» Labeled region entries:
=====
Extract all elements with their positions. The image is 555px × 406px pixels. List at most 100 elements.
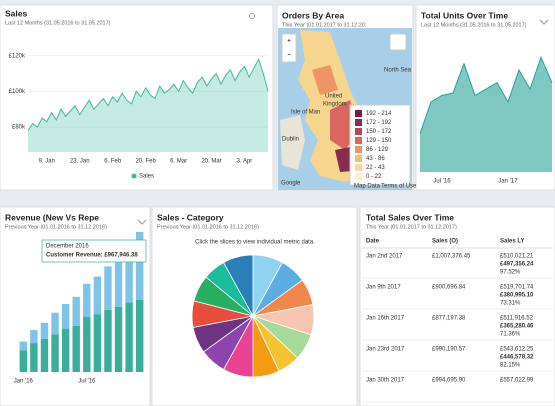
tooltip-title: December 2016 <box>46 244 89 250</box>
line <box>419 55 553 134</box>
legend-swatch <box>355 137 362 144</box>
line <box>27 57 269 131</box>
x-tick-label: Jan '17 <box>498 179 518 185</box>
bar <box>104 309 112 372</box>
x-tick-label: 6. Feb <box>104 159 122 165</box>
bar <box>51 312 59 335</box>
legend-label: 86 - 129 <box>366 147 389 153</box>
panel-title: Revenue (New Vs Repe <box>5 212 99 222</box>
bar <box>125 302 133 372</box>
legend-label: Sales <box>139 174 154 180</box>
bar <box>125 247 133 303</box>
x-tick-label: 20. Feb <box>135 159 156 165</box>
panel-title: Sales <box>5 8 27 18</box>
cell-sales-ly: £557,022.99 <box>500 378 534 384</box>
map[interactable] <box>278 28 412 190</box>
legend-label: 172 - 192 <box>366 120 392 126</box>
legend-swatch <box>355 146 362 153</box>
column-header: Date <box>366 239 380 245</box>
cell-date: Jan 23rd 2017 <box>366 347 405 353</box>
x-tick-label: Jan '16 <box>14 379 34 385</box>
map-label: North Sea <box>384 68 412 74</box>
cell-sales-ly: £510,021.21 <box>500 254 534 260</box>
pie-slice[interactable] <box>223 254 254 317</box>
legend-swatch <box>355 164 362 171</box>
cell-percent: 97.52% <box>500 270 521 276</box>
chevron-icon[interactable] <box>539 19 549 25</box>
cell-sales-ly: £543,612.25 <box>500 347 534 353</box>
map-footer: Map Data <box>354 184 381 190</box>
map-legend <box>349 104 411 186</box>
bar <box>114 259 123 307</box>
legend-label: 150 - 172 <box>366 129 392 135</box>
bar <box>72 296 80 326</box>
legend-label: 0 - 22 <box>366 174 382 180</box>
x-tick-label: Jul '16 <box>78 379 96 385</box>
panel-subtitle: This Year (01.01.2017 to 31.12.2017) <box>366 224 457 230</box>
x-tick-label: 23. Jan <box>70 159 90 165</box>
bar <box>30 343 38 372</box>
cell-date: Jan 30th 2017 <box>366 378 405 384</box>
instruction: Click the slices to view individual metr… <box>195 240 315 246</box>
map-footer: Terms of Use <box>381 184 417 190</box>
bar <box>19 350 27 372</box>
tooltip-label: Customer Revenue: £967,946.38 <box>46 253 138 259</box>
cell-sales-ly: £511,916.52 <box>500 316 534 322</box>
bar <box>104 266 112 310</box>
map-label: Kingdom <box>323 102 347 108</box>
cell-sales-ly-bold: £365,280.46 <box>500 324 534 330</box>
legend-swatch <box>355 128 362 135</box>
bar <box>30 330 38 344</box>
bar <box>83 317 91 372</box>
cell-sales-ly: £519,701.74 <box>500 285 534 291</box>
panel-subtitle: Last 12 Months (31.05.2016 to 31.05.2017… <box>421 22 527 28</box>
panel <box>0 4 274 191</box>
x-tick-label: 9. Jan <box>39 159 55 165</box>
cell-date: Jan 2nd 2017 <box>366 254 403 260</box>
legend-label: 192 - 214 <box>366 111 392 117</box>
land <box>280 115 305 170</box>
y-tick-label: £100k <box>9 89 26 95</box>
cell-sales: £900,696.84 <box>432 285 466 291</box>
panel-subtitle: Previous Year (01.01.2016 to 31.12.2016) <box>5 224 107 230</box>
area <box>420 57 552 172</box>
cell-percent: 82.15% <box>500 363 521 369</box>
cell-sales: £990,190.57 <box>432 347 466 353</box>
legend-swatch <box>131 173 137 179</box>
bar <box>136 232 144 300</box>
legend-label: 129 - 150 <box>366 138 392 144</box>
map-label: Isle of Man <box>291 110 320 116</box>
bar <box>83 283 91 318</box>
panel-subtitle: This Year (01.01.2017 to 31.12.2017) <box>282 22 373 28</box>
panel <box>359 206 555 406</box>
zoom-control[interactable] <box>281 33 297 63</box>
bar <box>93 276 102 315</box>
bar <box>40 322 49 339</box>
bar <box>136 299 144 372</box>
cell-percent: 71.36% <box>500 332 521 338</box>
region <box>312 65 338 95</box>
bar <box>19 341 27 351</box>
cell-percent: 73.31% <box>500 301 521 307</box>
cell-sales-ly-bold: £446,578.32 <box>500 355 534 361</box>
layers-button[interactable] <box>389 33 407 51</box>
bar <box>93 314 102 372</box>
bar <box>114 306 123 372</box>
menu-icon[interactable] <box>249 13 255 19</box>
column-header: Sales LY <box>500 239 524 245</box>
legend-swatch <box>355 119 362 126</box>
area <box>28 59 268 153</box>
panel-title: Total Units Over Time <box>421 10 508 20</box>
legend-swatch <box>355 110 362 117</box>
bar <box>61 328 70 372</box>
cell-sales: £1,007,376.45 <box>432 254 471 260</box>
legend-label: 43 - 86 <box>366 156 385 162</box>
legend-swatch <box>355 155 362 162</box>
bar <box>61 304 70 329</box>
chevron-icon[interactable] <box>137 219 147 225</box>
bar <box>72 325 80 372</box>
zoom-button: − <box>287 53 291 59</box>
x-tick-label: Jul '16 <box>433 179 451 185</box>
x-tick-label: 20. Mar <box>201 159 221 165</box>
=====
» REQUEST:
In all the entries above, swap every "legend-swatch" for "legend-color" and give the lines back with nothing else changed, omitting the pictures.

» RESPONSE TO THIS TASK:
Extract all elements with their positions. The image is 555px × 406px pixels. List at most 100 elements.
tooltip-title: December 2016 <box>46 244 89 250</box>
line <box>419 55 553 134</box>
legend-color <box>355 137 362 144</box>
line <box>27 57 269 131</box>
x-tick-label: Jan '17 <box>498 179 518 185</box>
bar <box>104 309 112 372</box>
x-tick-label: 6. Feb <box>104 159 122 165</box>
bar <box>51 312 59 335</box>
legend-label: 86 - 129 <box>366 147 389 153</box>
panel-title: Revenue (New Vs Repe <box>5 212 99 222</box>
bar <box>125 302 133 372</box>
legend-label: Sales <box>139 174 154 180</box>
bar <box>125 247 133 303</box>
x-tick-label: 20. Feb <box>135 159 156 165</box>
panel-title: Sales <box>5 8 27 18</box>
cell-sales-ly: £557,022.99 <box>500 378 534 384</box>
map[interactable] <box>278 28 412 190</box>
legend-label: 172 - 192 <box>366 120 392 126</box>
legend-color <box>355 146 362 153</box>
column-header: Date <box>366 239 380 245</box>
cell-date: Jan 23rd 2017 <box>366 347 405 353</box>
x-tick-label: Jan '16 <box>14 379 34 385</box>
map-label: North Sea <box>384 68 412 74</box>
cell-sales-ly: £510,021.21 <box>500 254 534 260</box>
pie-slice[interactable] <box>223 254 254 317</box>
legend-color <box>355 164 362 171</box>
cell-percent: 97.52% <box>500 270 521 276</box>
chevron-icon[interactable] <box>539 19 549 25</box>
cell-sales-ly: £543,612.25 <box>500 347 534 353</box>
map-footer: Map Data <box>354 184 381 190</box>
map-legend <box>349 104 411 186</box>
bar <box>114 259 123 307</box>
legend-label: 150 - 172 <box>366 129 392 135</box>
bar <box>72 296 80 326</box>
legend-label: 0 - 22 <box>366 174 382 180</box>
x-tick-label: Jul '16 <box>78 379 96 385</box>
panel-subtitle: This Year (01.01.2017 to 31.12.2017) <box>366 224 457 230</box>
x-tick-label: 23. Jan <box>70 159 90 165</box>
bar <box>30 343 38 372</box>
cell-date: Jan 30th 2017 <box>366 378 405 384</box>
instruction: Click the slices to view individual metr… <box>195 240 315 246</box>
map-footer: Terms of Use <box>381 184 417 190</box>
bar <box>19 350 27 372</box>
tooltip-label: Customer Revenue: £967,946.38 <box>46 253 138 259</box>
cell-sales-ly: £511,916.52 <box>500 316 534 322</box>
bar <box>104 266 112 310</box>
map-label: Kingdom <box>323 102 347 108</box>
cell-sales-ly-bold: £365,280.46 <box>500 324 534 330</box>
legend-color <box>355 128 362 135</box>
bar <box>30 330 38 344</box>
bar <box>83 317 91 372</box>
cell-sales-ly: £519,701.74 <box>500 285 534 291</box>
panel-subtitle: Last 12 Months (31.05.2016 to 31.05.2017… <box>421 22 527 28</box>
panel <box>0 4 274 191</box>
x-tick-label: 9. Jan <box>39 159 55 165</box>
cell-date: Jan 2nd 2017 <box>366 254 403 260</box>
legend-label: 192 - 214 <box>366 111 392 117</box>
land <box>280 115 305 170</box>
y-tick-label: £100k <box>9 89 26 95</box>
cell-sales: £900,696.84 <box>432 285 466 291</box>
panel-subtitle: Previous Year (01.01.2016 to 31.12.2016) <box>5 224 107 230</box>
area <box>420 57 552 172</box>
cell-percent: 82.15% <box>500 363 521 369</box>
cell-sales: £990,190.57 <box>432 347 466 353</box>
legend-color <box>131 173 137 179</box>
bar <box>136 232 144 300</box>
legend-label: 129 - 150 <box>366 138 392 144</box>
map-label: Isle of Man <box>291 110 320 116</box>
bar <box>83 283 91 318</box>
panel-subtitle: This Year (01.01.2017 to 31.12.2017) <box>282 22 373 28</box>
panel <box>359 206 555 406</box>
zoom-control[interactable] <box>281 33 297 63</box>
bar <box>93 276 102 315</box>
bar <box>40 322 49 339</box>
bar <box>136 299 144 372</box>
cell-percent: 71.36% <box>500 332 521 338</box>
region <box>312 65 338 95</box>
bar <box>19 341 27 351</box>
cell-percent: 73.31% <box>500 301 521 307</box>
cell-sales-ly-bold: £446,578.32 <box>500 355 534 361</box>
layers-button[interactable] <box>389 33 407 51</box>
bar <box>93 314 102 372</box>
bar <box>114 306 123 372</box>
menu-icon[interactable] <box>249 13 255 19</box>
column-header: Sales LY <box>500 239 524 245</box>
legend-color <box>355 119 362 126</box>
area <box>28 59 268 153</box>
panel-title: Total Units Over Time <box>421 10 508 20</box>
legend-color <box>355 110 362 117</box>
bar <box>61 328 70 372</box>
cell-sales: £1,007,376.45 <box>432 254 471 260</box>
legend-label: 43 - 86 <box>366 156 385 162</box>
legend-color <box>355 155 362 162</box>
bar <box>61 304 70 329</box>
chevron-icon[interactable] <box>137 219 147 225</box>
bar <box>72 325 80 372</box>
zoom-button: − <box>287 53 291 59</box>
x-tick-label: Jul '16 <box>433 179 451 185</box>
x-tick-label: 20. Mar <box>201 159 221 165</box>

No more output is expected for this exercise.